▶ [Input rows]
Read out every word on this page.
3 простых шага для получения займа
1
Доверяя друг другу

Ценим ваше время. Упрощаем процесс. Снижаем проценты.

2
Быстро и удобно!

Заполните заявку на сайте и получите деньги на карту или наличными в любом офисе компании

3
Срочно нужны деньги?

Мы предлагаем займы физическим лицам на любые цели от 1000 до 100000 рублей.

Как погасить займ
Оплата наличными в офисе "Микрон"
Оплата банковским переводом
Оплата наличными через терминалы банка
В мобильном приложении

▶ [The exercise]
Copy the records above exactly as they appear.

▶ [Task solution]
Read out every word on this page.
3 простых шага для получения займа
1
Доверяя друг другу

Ценим ваше время. Упрощаем процесс. Снижаем проценты.

2
Быстро и удобно!

Заполните заявку на сайте и получите деньги на карту или наличными в любом офисе компании

3
Срочно нужны деньги?

Мы предлагаем займы физическим лицам на любые цели от 1000 до 100000 рублей.

Как погасить займ
Оплата наличными в офисе "Микрон"
Оплата банковским переводом
Оплата наличными через терминалы банка
В мобильном приложении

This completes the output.